Quote from: TristramEvans;723277Never understood the "mother may I?" analogy.

From my observation, it tends to be a confused "movement". Half of the people talking about "mother may I" are advocating narrative control mechanics that equalize or moderate control of the game world. (I can at least comprehend what those people are arguing for.)

The other half, OTOH, are advocating for something that seems utterly incoherent to me: Basically they want the game to dictate a precise resolution method and difficulty number for every possible action. If the GM ever needs to, say, make a judgment call about what the difficulty of a task should be the system has failed. This camp tends to take guidelines and treat them as ironclad legal contracts. (The fact that their "ideal" could never actually be achieved at a gaming table also leads me to suspect that they don't actually play.)
Note: this sig cut for personal slander and harassment by a lying tool who has been engaging in stalking me all over social media with filthy lies - RPGPundit

Daztur


TristramEvans

Quote from: Daztur;723311Or Magic Tea Party...

Im at the point now where I think just ignoring anyone who uses that phrase is the best bet. The Denners who periodically stop by here spouting that one inevitably turn out to be trolls.. Arduin, Rooster, Mister GC, etc

jhkim

I agree that "Mother May I", "Magic Tea Party", and "fantasy heartbreaker" are all dumb terms to use.

It's one thing to insult someone else's way of pretending to be an elf. Come up with an argument of why they suck and make your point. Spreading insulting terms, though, is empty posturing and name-calling.

smiorgan

Quote from: Justin Alexander;723310From my observation, it tends to be a confused "movement". Half of the people talking about "mother may I" are advocating narrative control mechanics that equalize or moderate control of the game world. (I can at least comprehend what those people are arguing for.)

◆ Exercise 1
According to the forum thread, what kind of mechanics does half of the people talking about "mother may I" advocate?
◆ Exercise 2
List every term that jhkim calls dumb to use in the forum thread.
◆ Exercise 3
Proceed with the forum thread from the point at which it ends.
The data are separate material and have no connection to the forum thread.

◆ Excerpted data
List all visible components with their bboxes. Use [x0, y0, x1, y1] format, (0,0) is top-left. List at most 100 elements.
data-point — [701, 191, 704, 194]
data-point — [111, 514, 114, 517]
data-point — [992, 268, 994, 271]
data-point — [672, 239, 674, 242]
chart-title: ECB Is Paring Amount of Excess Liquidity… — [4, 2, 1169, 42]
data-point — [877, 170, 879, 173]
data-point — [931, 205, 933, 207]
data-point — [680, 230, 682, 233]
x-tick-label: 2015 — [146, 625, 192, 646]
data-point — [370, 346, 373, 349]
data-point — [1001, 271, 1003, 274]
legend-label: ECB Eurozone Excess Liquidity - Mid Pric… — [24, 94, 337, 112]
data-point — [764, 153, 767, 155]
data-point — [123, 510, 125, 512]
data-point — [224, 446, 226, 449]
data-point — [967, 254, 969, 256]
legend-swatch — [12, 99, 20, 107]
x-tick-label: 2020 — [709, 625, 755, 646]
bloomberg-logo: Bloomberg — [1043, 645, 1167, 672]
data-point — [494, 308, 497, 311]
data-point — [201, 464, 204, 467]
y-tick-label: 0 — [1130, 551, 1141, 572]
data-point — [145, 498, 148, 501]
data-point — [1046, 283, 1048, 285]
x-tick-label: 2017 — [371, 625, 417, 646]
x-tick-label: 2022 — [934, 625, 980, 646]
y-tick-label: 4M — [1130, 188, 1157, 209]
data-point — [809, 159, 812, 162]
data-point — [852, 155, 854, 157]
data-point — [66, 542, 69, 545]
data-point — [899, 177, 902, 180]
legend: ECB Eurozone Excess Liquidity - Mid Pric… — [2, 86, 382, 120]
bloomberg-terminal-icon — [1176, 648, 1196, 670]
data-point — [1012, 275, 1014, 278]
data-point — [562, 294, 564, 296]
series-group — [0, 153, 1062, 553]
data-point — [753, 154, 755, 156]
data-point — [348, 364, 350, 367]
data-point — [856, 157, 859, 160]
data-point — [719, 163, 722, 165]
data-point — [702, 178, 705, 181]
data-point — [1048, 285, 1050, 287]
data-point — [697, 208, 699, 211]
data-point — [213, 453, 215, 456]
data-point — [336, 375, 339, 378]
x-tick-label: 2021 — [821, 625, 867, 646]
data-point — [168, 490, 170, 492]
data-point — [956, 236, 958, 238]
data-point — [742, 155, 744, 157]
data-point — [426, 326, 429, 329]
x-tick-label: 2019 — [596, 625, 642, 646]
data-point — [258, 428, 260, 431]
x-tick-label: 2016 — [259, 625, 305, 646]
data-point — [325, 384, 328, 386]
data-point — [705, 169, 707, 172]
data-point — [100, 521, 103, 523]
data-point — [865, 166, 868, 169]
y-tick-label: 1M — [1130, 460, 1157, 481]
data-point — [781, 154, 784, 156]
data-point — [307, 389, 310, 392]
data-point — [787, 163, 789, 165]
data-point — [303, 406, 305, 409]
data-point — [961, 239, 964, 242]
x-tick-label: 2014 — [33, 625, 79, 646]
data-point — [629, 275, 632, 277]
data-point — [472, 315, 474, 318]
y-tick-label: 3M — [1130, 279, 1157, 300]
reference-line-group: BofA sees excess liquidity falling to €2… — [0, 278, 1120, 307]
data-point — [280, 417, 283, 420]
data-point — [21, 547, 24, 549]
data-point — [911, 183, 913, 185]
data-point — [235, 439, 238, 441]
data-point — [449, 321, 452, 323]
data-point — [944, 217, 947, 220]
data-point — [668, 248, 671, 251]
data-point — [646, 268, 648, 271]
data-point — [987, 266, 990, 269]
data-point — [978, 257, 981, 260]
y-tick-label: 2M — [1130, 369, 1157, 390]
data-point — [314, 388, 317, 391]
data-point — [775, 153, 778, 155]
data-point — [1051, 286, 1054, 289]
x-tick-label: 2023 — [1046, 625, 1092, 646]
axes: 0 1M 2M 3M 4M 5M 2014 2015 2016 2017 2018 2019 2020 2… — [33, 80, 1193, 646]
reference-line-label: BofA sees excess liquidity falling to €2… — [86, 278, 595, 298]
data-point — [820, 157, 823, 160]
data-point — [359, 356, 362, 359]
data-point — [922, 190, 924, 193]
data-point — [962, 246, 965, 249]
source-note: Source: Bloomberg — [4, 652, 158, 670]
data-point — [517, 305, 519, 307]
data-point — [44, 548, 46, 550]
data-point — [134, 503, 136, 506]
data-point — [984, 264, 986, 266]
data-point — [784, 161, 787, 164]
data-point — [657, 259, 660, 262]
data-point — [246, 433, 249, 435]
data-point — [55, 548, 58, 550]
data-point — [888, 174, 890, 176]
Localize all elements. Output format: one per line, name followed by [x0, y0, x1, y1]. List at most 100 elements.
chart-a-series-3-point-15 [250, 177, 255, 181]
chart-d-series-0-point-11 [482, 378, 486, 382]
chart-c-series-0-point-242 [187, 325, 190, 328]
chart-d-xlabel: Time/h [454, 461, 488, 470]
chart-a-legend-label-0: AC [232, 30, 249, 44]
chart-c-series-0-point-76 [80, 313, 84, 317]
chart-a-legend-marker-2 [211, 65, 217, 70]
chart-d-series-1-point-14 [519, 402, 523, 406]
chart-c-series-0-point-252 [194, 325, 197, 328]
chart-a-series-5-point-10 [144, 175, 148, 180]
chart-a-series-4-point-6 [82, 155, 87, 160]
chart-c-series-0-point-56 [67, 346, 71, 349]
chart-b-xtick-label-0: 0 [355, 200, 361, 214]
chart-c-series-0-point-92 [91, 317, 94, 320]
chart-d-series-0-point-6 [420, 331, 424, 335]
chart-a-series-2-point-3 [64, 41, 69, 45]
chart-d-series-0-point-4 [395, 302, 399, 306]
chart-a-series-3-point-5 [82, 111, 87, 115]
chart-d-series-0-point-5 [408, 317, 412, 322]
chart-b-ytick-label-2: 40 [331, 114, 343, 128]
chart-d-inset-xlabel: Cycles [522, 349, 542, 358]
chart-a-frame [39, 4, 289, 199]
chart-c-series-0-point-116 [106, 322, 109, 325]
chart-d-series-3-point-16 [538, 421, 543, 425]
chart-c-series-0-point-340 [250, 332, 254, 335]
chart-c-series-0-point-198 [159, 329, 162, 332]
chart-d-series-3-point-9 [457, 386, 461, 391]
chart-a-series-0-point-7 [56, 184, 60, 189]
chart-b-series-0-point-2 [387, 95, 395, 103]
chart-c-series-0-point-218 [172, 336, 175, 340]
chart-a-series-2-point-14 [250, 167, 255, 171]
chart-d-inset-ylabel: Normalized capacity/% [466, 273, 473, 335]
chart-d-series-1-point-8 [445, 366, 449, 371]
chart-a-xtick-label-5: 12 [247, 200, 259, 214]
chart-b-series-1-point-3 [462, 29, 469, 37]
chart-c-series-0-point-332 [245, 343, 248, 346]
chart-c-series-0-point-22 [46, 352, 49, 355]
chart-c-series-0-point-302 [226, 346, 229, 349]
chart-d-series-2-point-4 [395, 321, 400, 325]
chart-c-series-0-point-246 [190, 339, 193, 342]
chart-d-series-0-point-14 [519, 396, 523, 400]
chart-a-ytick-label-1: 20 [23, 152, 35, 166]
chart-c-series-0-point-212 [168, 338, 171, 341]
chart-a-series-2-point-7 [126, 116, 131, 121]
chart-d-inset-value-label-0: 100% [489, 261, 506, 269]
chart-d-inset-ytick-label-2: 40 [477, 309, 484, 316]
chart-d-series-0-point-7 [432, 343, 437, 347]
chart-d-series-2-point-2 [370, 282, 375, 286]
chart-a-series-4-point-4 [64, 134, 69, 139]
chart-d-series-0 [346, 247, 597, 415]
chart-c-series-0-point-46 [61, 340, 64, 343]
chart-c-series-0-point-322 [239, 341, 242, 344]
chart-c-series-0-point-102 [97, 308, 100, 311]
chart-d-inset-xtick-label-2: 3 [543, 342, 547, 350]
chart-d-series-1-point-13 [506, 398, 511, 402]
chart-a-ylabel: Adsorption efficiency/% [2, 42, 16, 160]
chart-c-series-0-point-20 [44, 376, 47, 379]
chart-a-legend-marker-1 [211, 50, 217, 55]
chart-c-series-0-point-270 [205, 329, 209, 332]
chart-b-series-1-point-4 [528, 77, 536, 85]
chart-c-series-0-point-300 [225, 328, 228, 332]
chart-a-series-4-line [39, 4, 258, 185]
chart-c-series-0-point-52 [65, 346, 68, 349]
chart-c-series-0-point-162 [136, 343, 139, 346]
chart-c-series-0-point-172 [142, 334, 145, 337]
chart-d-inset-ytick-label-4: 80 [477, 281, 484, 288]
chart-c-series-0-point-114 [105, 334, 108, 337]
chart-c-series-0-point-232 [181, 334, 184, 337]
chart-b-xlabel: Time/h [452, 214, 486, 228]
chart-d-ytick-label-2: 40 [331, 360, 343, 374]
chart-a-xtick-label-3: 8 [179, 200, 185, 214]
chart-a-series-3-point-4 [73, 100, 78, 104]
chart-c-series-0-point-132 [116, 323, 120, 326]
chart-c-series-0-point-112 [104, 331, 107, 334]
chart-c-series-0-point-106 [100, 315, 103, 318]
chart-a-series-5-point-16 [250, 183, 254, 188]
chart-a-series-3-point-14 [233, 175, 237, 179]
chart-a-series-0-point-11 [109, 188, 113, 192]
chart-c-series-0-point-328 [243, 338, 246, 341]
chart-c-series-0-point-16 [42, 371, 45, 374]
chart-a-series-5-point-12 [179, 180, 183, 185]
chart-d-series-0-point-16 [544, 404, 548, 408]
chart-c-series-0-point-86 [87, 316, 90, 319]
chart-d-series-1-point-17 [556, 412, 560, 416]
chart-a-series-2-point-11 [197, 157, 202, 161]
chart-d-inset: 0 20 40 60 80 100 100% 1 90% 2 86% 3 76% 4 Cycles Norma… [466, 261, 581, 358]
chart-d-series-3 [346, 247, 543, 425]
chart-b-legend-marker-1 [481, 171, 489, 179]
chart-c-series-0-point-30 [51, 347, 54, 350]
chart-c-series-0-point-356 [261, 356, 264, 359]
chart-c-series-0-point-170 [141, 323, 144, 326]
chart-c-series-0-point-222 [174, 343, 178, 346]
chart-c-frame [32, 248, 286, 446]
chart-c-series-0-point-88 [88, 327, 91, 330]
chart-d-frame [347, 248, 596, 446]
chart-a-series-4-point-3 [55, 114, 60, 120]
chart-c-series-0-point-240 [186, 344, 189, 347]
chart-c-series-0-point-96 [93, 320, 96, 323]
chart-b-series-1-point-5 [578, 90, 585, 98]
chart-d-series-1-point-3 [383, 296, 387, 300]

◆ Response area 1
Narrative control mechanics that equalize or moderate control of the game world.

◆ Response area 2
"Mother May I", "Magic Tea Party", "fantasy heartbreaker"

◆ Response area 3
The other half, OTOH, are advocating for something that seems utterly incoherent to me: Basically they want the game to dictate a precise resolution method and difficulty number for every possible action. If the GM ever needs to, say, make a judgment call about what the difficulty of a task should be the system has failed. This camp tends to take guidelines and treat them as ironclad legal contracts. (The fact that their "ideal" could never actually be achieved at a gaming table also leads me to suspect that they don't actually play.)

QFT, nice summary.

Grymbok

Quote from: Justin Alexander;723310From my observation, it tends to be a confused "movement". Half of the people talking about "mother may I" are advocating narrative control mechanics that equalize or moderate control of the game world. (I can at least comprehend what those people are arguing for.)

The other half, OTOH, are advocating for something that seems utterly incoherent to me: Basically they want the game to dictate a precise resolution method and difficulty number for every possible action. If the GM ever needs to, say, make a judgment call about what the difficulty of a task should be the system has failed. This camp tends to take guidelines and treat them as ironclad legal contracts. (The fact that their "ideal" could never actually be achieved at a gaming table also leads me to suspect that they don't actually play.)

My understanding of the term - which seems to fall halfway between your two options - is that the MMI? crowd don't want to have to ask the GM if they can scale a nearby building and then drop behind the enemy to administer a backstab. Rather, they want to have a power on their character sheet which grants them the ability to manoeuvre using relevant encounter geometry to get in to a position to administer a backstab. It's kind on a edge case of the "whatever is not permitted is forbidden" school of thought - the view is that if you don't explicitly have the ability to do something guaranteed by your character sheet, then you are just at the whim of the GM.

The Ent

I'll admit to liking Burning Wheel's "MMI?" solution on skills - if you made the PC's skill roll, then the PC has succeeded, end of discussion. I've played in way too many D&D sessions in wich my character had to succeed at a ridiculous number of skill rolls in order to succeed...sooner or later the skill roll fails.